WRITTEN INSTRUCTION: Please transcribe the data that follows without the pictures, keeping every word the same.

(Entries from a dataset)
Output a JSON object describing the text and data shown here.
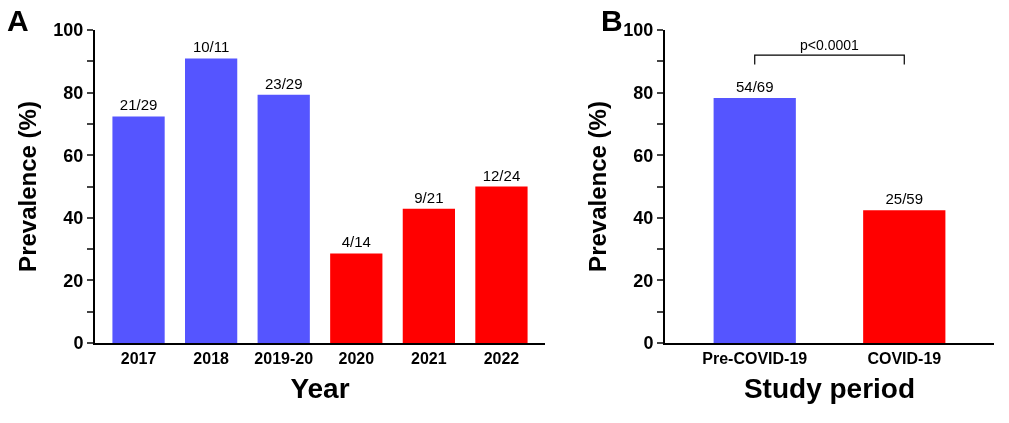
{
  "chart_data": [
    {
      "type": "bar",
      "title": "A",
      "xlabel": "Year",
      "ylabel": "Prevalence (%)",
      "categories": [
        "2017",
        "2018",
        "2019-20",
        "2020",
        "2021",
        "2022"
      ],
      "values": [
        72.4,
        90.9,
        79.3,
        28.6,
        42.9,
        50.0
      ],
      "colors": [
        "#5555ff",
        "#5555ff",
        "#5555ff",
        "#ff0000",
        "#ff0000",
        "#ff0000"
      ],
      "value_labels": [
        "21/29",
        "10/11",
        "23/29",
        "4/14",
        "9/21",
        "12/24"
      ],
      "ylim": [
        0,
        100
      ],
      "yticks": [
        0,
        {
          "value": 10,
          "label": null
        },
        20,
        {
          "value": 30,
          "label": null
        },
        40,
        {
          "value": 50,
          "label": null
        },
        60,
        {
          "value": 70,
          "label": null
        },
        80,
        {
          "value": 90,
          "label": null
        },
        100
      ],
      "grid": false
    },
    {
      "type": "bar",
      "title": "B",
      "xlabel": "Study period",
      "ylabel": "Prevalence (%)",
      "categories": [
        "Pre-COVID-19",
        "COVID-19"
      ],
      "values": [
        78.3,
        42.4
      ],
      "colors": [
        "#5555ff",
        "#ff0000"
      ],
      "value_labels": [
        "54/69",
        "25/59"
      ],
      "annotations": [
        "p<0.0001"
      ],
      "ylim": [
        0,
        100
      ],
      "yticks": [
        0,
        {
          "value": 10,
          "label": null
        },
        20,
        {
          "value": 30,
          "label": null
        },
        40,
        {
          "value": 50,
          "label": null
        },
        60,
        {
          "value": 70,
          "label": null
        },
        80,
        {
          "value": 90,
          "label": null
        },
        100
      ],
      "grid": false
    }
  ]
}
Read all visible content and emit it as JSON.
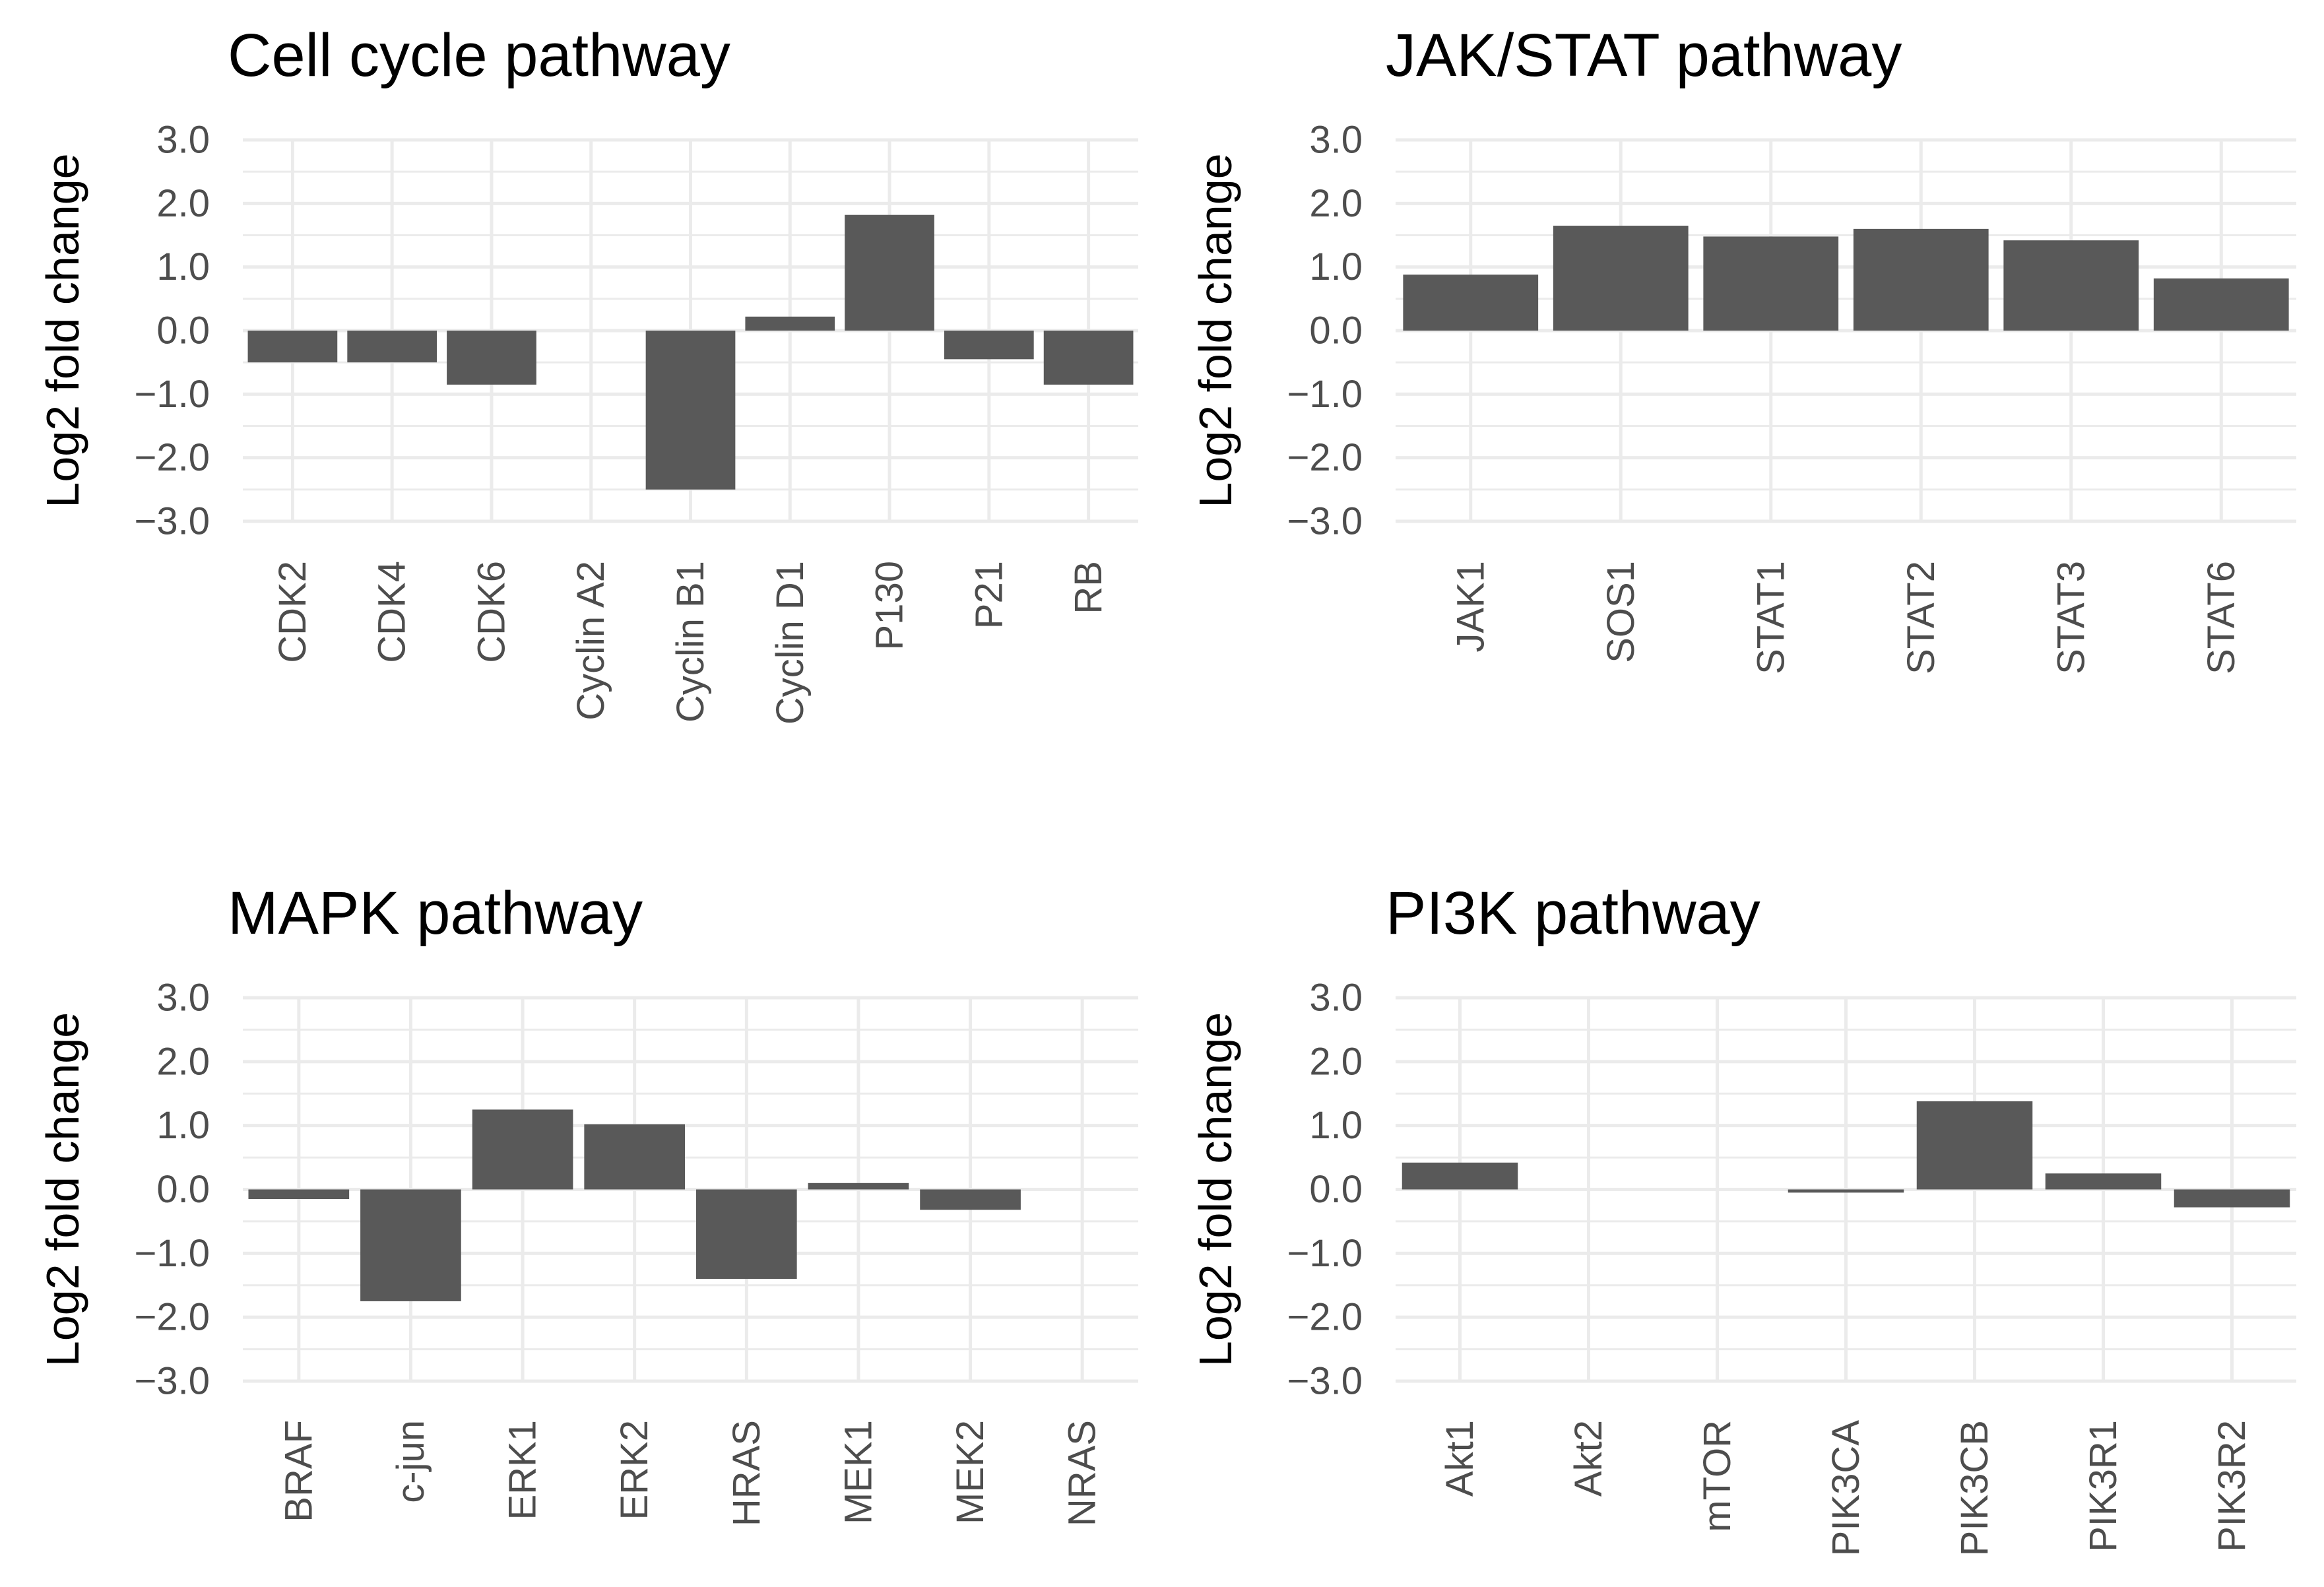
{
  "chart_data": [
    {
      "type": "bar",
      "title": "Cell cycle pathway",
      "xlabel": "",
      "ylabel": "Log2 fold change",
      "ylim": [
        -3,
        3
      ],
      "yticks": [
        "3.0",
        "2.0",
        "1.0",
        "0.0",
        "-1.0",
        "-2.0",
        "-3.0"
      ],
      "grid": true,
      "categories": [
        "CDK2",
        "CDK4",
        "CDK6",
        "Cyclin A2",
        "Cyclin B1",
        "Cyclin D1",
        "P130",
        "P21",
        "RB"
      ],
      "values": [
        -0.5,
        -0.5,
        -0.85,
        0.0,
        -2.5,
        0.22,
        1.82,
        -0.45,
        -0.85
      ],
      "bar_color": "#595959"
    },
    {
      "type": "bar",
      "title": "JAK/STAT pathway",
      "xlabel": "",
      "ylabel": "Log2 fold change",
      "ylim": [
        -3,
        3
      ],
      "yticks": [
        "3.0",
        "2.0",
        "1.0",
        "0.0",
        "-1.0",
        "-2.0",
        "-3.0"
      ],
      "grid": true,
      "categories": [
        "JAK1",
        "SOS1",
        "STAT1",
        "STAT2",
        "STAT3",
        "STAT6"
      ],
      "values": [
        0.88,
        1.65,
        1.48,
        1.6,
        1.42,
        0.82
      ],
      "bar_color": "#595959"
    },
    {
      "type": "bar",
      "title": "MAPK pathway",
      "xlabel": "",
      "ylabel": "Log2 fold change",
      "ylim": [
        -3,
        3
      ],
      "yticks": [
        "3.0",
        "2.0",
        "1.0",
        "0.0",
        "-1.0",
        "-2.0",
        "-3.0"
      ],
      "grid": true,
      "categories": [
        "BRAF",
        "c-jun",
        "ERK1",
        "ERK2",
        "HRAS",
        "MEK1",
        "MEK2",
        "NRAS"
      ],
      "values": [
        -0.15,
        -1.75,
        1.25,
        1.02,
        -1.4,
        0.1,
        -0.32,
        0.0
      ],
      "bar_color": "#595959"
    },
    {
      "type": "bar",
      "title": "PI3K pathway",
      "xlabel": "",
      "ylabel": "Log2 fold change",
      "ylim": [
        -3,
        3
      ],
      "yticks": [
        "3.0",
        "2.0",
        "1.0",
        "0.0",
        "-1.0",
        "-2.0",
        "-3.0"
      ],
      "grid": true,
      "categories": [
        "Akt1",
        "Akt2",
        "mTOR",
        "PIK3CA",
        "PIK3CB",
        "PIK3R1",
        "PIK3R2"
      ],
      "values": [
        0.42,
        0.0,
        0.0,
        -0.05,
        1.38,
        0.25,
        -0.28
      ],
      "bar_color": "#595959"
    }
  ]
}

SOLUTION:
Output a JSON object describing the text and data shown here.
{
  "chart_data": [
    {
      "type": "bar",
      "title": "A",
      "xlabel": "Year",
      "ylabel": "Prevalence (%)",
      "categories": [
        "2017",
        "2018",
        "2019-20",
        "2020",
        "2021",
        "2022"
      ],
      "values": [
        72.4,
        90.9,
        79.3,
        28.6,
        42.9,
        50.0
      ],
      "colors": [
        "#5555ff",
        "#5555ff",
        "#5555ff",
        "#ff0000",
        "#ff0000",
        "#ff0000"
      ],
      "value_labels": [
        "21/29",
        "10/11",
        "23/29",
        "4/14",
        "9/21",
        "12/24"
      ],
      "ylim": [
        0,
        100
      ],
      "yticks": [
        0,
        {
          "value": 10,
          "label": null
        },
        20,
        {
          "value": 30,
          "label": null
        },
        40,
        {
          "value": 50,
          "label": null
        },
        60,
        {
          "value": 70,
          "label": null
        },
        80,
        {
          "value": 90,
          "label": null
        },
        100
      ],
      "grid": false
    },
    {
      "type": "bar",
      "title": "B",
      "xlabel": "Study period",
      "ylabel": "Prevalence (%)",
      "categories": [
        "Pre-COVID-19",
        "COVID-19"
      ],
      "values": [
        78.3,
        42.4
      ],
      "colors": [
        "#5555ff",
        "#ff0000"
      ],
      "value_labels": [
        "54/69",
        "25/59"
      ],
      "annotations": [
        "p<0.0001"
      ],
      "ylim": [
        0,
        100
      ],
      "yticks": [
        0,
        {
          "value": 10,
          "label": null
        },
        20,
        {
          "value": 30,
          "label": null
        },
        40,
        {
          "value": 50,
          "label": null
        },
        60,
        {
          "value": 70,
          "label": null
        },
        80,
        {
          "value": 90,
          "label": null
        },
        100
      ],
      "grid": false
    }
  ]
}
Read all visible content and emit it as JSON.
{
  "chart_data": [
    {
      "type": "bar",
      "title": "Cell cycle pathway",
      "xlabel": "",
      "ylabel": "Log2 fold change",
      "ylim": [
        -3,
        3
      ],
      "yticks": [
        "3.0",
        "2.0",
        "1.0",
        "0.0",
        "-1.0",
        "-2.0",
        "-3.0"
      ],
      "grid": true,
      "categories": [
        "CDK2",
        "CDK4",
        "CDK6",
        "Cyclin A2",
        "Cyclin B1",
        "Cyclin D1",
        "P130",
        "P21",
        "RB"
      ],
      "values": [
        -0.5,
        -0.5,
        -0.85,
        0.0,
        -2.5,
        0.22,
        1.82,
        -0.45,
        -0.85
      ],
      "bar_color": "#595959"
    },
    {
      "type": "bar",
      "title": "JAK/STAT pathway",
      "xlabel": "",
      "ylabel": "Log2 fold change",
      "ylim": [
        -3,
        3
      ],
      "yticks": [
        "3.0",
        "2.0",
        "1.0",
        "0.0",
        "-1.0",
        "-2.0",
        "-3.0"
      ],
      "grid": true,
      "categories": [
        "JAK1",
        "SOS1",
        "STAT1",
        "STAT2",
        "STAT3",
        "STAT6"
      ],
      "values": [
        0.88,
        1.65,
        1.48,
        1.6,
        1.42,
        0.82
      ],
      "bar_color": "#595959"
    },
    {
      "type": "bar",
      "title": "MAPK pathway",
      "xlabel": "",
      "ylabel": "Log2 fold change",
      "ylim": [
        -3,
        3
      ],
      "yticks": [
        "3.0",
        "2.0",
        "1.0",
        "0.0",
        "-1.0",
        "-2.0",
        "-3.0"
      ],
      "grid": true,
      "categories": [
        "BRAF",
        "c-jun",
        "ERK1",
        "ERK2",
        "HRAS",
        "MEK1",
        "MEK2",
        "NRAS"
      ],
      "values": [
        -0.15,
        -1.75,
        1.25,
        1.02,
        -1.4,
        0.1,
        -0.32,
        0.0
      ],
      "bar_color": "#595959"
    },
    {
      "type": "bar",
      "title": "PI3K pathway",
      "xlabel": "",
      "ylabel": "Log2 fold change",
      "ylim": [
        -3,
        3
      ],
      "yticks": [
        "3.0",
        "2.0",
        "1.0",
        "0.0",
        "-1.0",
        "-2.0",
        "-3.0"
      ],
      "grid": true,
      "categories": [
        "Akt1",
        "Akt2",
        "mTOR",
        "PIK3CA",
        "PIK3CB",
        "PIK3R1",
        "PIK3R2"
      ],
      "values": [
        0.42,
        0.0,
        0.0,
        -0.05,
        1.38,
        0.25,
        -0.28
      ],
      "bar_color": "#595959"
    }
  ]
}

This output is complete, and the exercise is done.